*Instructions for the task*: Could you write out every record below exactly, leaving out any pictures?

Figure contents as structured data
##########
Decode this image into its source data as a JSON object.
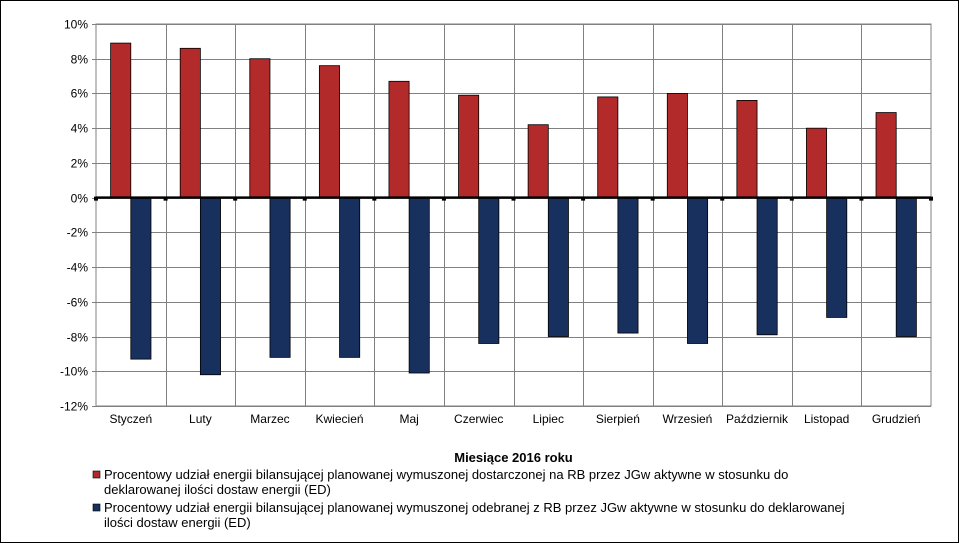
{
  "chart_data": {
    "type": "bar",
    "xlabel": "Miesiące 2016  roku",
    "ylabel": "",
    "ylim": [
      -12,
      10
    ],
    "ytick_step": 2,
    "ytick_suffix": "%",
    "grid": true,
    "legend_position": "bottom",
    "categories": [
      "Styczeń",
      "Luty",
      "Marzec",
      "Kwiecień",
      "Maj",
      "Czerwiec",
      "Lipiec",
      "Sierpień",
      "Wrzesień",
      "Październik",
      "Listopad",
      "Grudzień"
    ],
    "series": [
      {
        "name": "Procentowy udział energii bilansującej planowanej wymuszonej dostarczonej na RB przez JGw aktywne w stosunku do deklarowanej ilości dostaw energii (ED)",
        "color": "#B22A2A",
        "values": [
          8.9,
          8.6,
          8.0,
          7.6,
          6.7,
          5.9,
          4.2,
          5.8,
          6.0,
          5.6,
          4.0,
          4.9
        ]
      },
      {
        "name": "Procentowy udział energii bilansującej planowanej wymuszonej odebranej z RB przez JGw aktywne w stosunku do deklarowanej ilości dostaw energii (ED)",
        "color": "#18305E",
        "values": [
          -9.3,
          -10.2,
          -9.2,
          -9.2,
          -10.1,
          -8.4,
          -8.0,
          -7.8,
          -8.4,
          -7.9,
          -6.9,
          -8.0
        ]
      }
    ],
    "legend_lines": [
      [
        "Procentowy udział energii bilansującej planowanej wymuszonej dostarczonej na RB przez JGw aktywne w stosunku do",
        "deklarowanej ilości dostaw energii (ED)"
      ],
      [
        "Procentowy udział energii bilansującej planowanej wymuszonej odebranej z RB przez JGw aktywne w stosunku do deklarowanej",
        "ilości dostaw energii (ED)"
      ]
    ]
  }
}
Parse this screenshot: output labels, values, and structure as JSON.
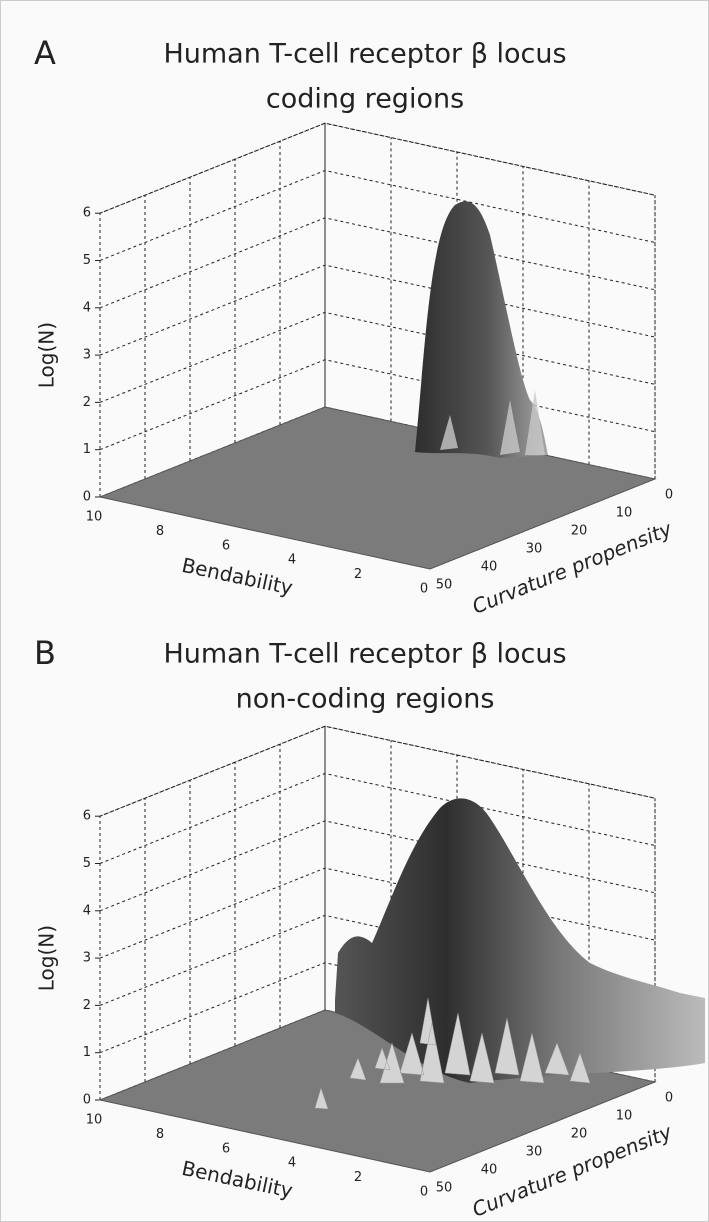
##########
*Exercise result*:
Decode this image into its source data as a JSON object.
{
  "chart_data": {
    "type": "bar",
    "xlabel": "Miesiące 2016  roku",
    "ylabel": "",
    "ylim": [
      -12,
      10
    ],
    "ytick_step": 2,
    "ytick_suffix": "%",
    "grid": true,
    "legend_position": "bottom",
    "categories": [
      "Styczeń",
      "Luty",
      "Marzec",
      "Kwiecień",
      "Maj",
      "Czerwiec",
      "Lipiec",
      "Sierpień",
      "Wrzesień",
      "Październik",
      "Listopad",
      "Grudzień"
    ],
    "series": [
      {
        "name": "Procentowy udział energii bilansującej planowanej wymuszonej dostarczonej na RB przez JGw aktywne w stosunku do deklarowanej ilości dostaw energii (ED)",
        "color": "#B22A2A",
        "values": [
          8.9,
          8.6,
          8.0,
          7.6,
          6.7,
          5.9,
          4.2,
          5.8,
          6.0,
          5.6,
          4.0,
          4.9
        ]
      },
      {
        "name": "Procentowy udział energii bilansującej planowanej wymuszonej odebranej z RB przez JGw aktywne w stosunku do deklarowanej ilości dostaw energii (ED)",
        "color": "#18305E",
        "values": [
          -9.3,
          -10.2,
          -9.2,
          -9.2,
          -10.1,
          -8.4,
          -8.0,
          -7.8,
          -8.4,
          -7.9,
          -6.9,
          -8.0
        ]
      }
    ],
    "legend_lines": [
      [
        "Procentowy udział energii bilansującej planowanej wymuszonej dostarczonej na RB przez JGw aktywne w stosunku do",
        "deklarowanej ilości dostaw energii (ED)"
      ],
      [
        "Procentowy udział energii bilansującej planowanej wymuszonej odebranej z RB przez JGw aktywne w stosunku do deklarowanej",
        "ilości dostaw energii (ED)"
      ]
    ]
  }
}
Parse this screenshot: output labels, values, and structure as JSON.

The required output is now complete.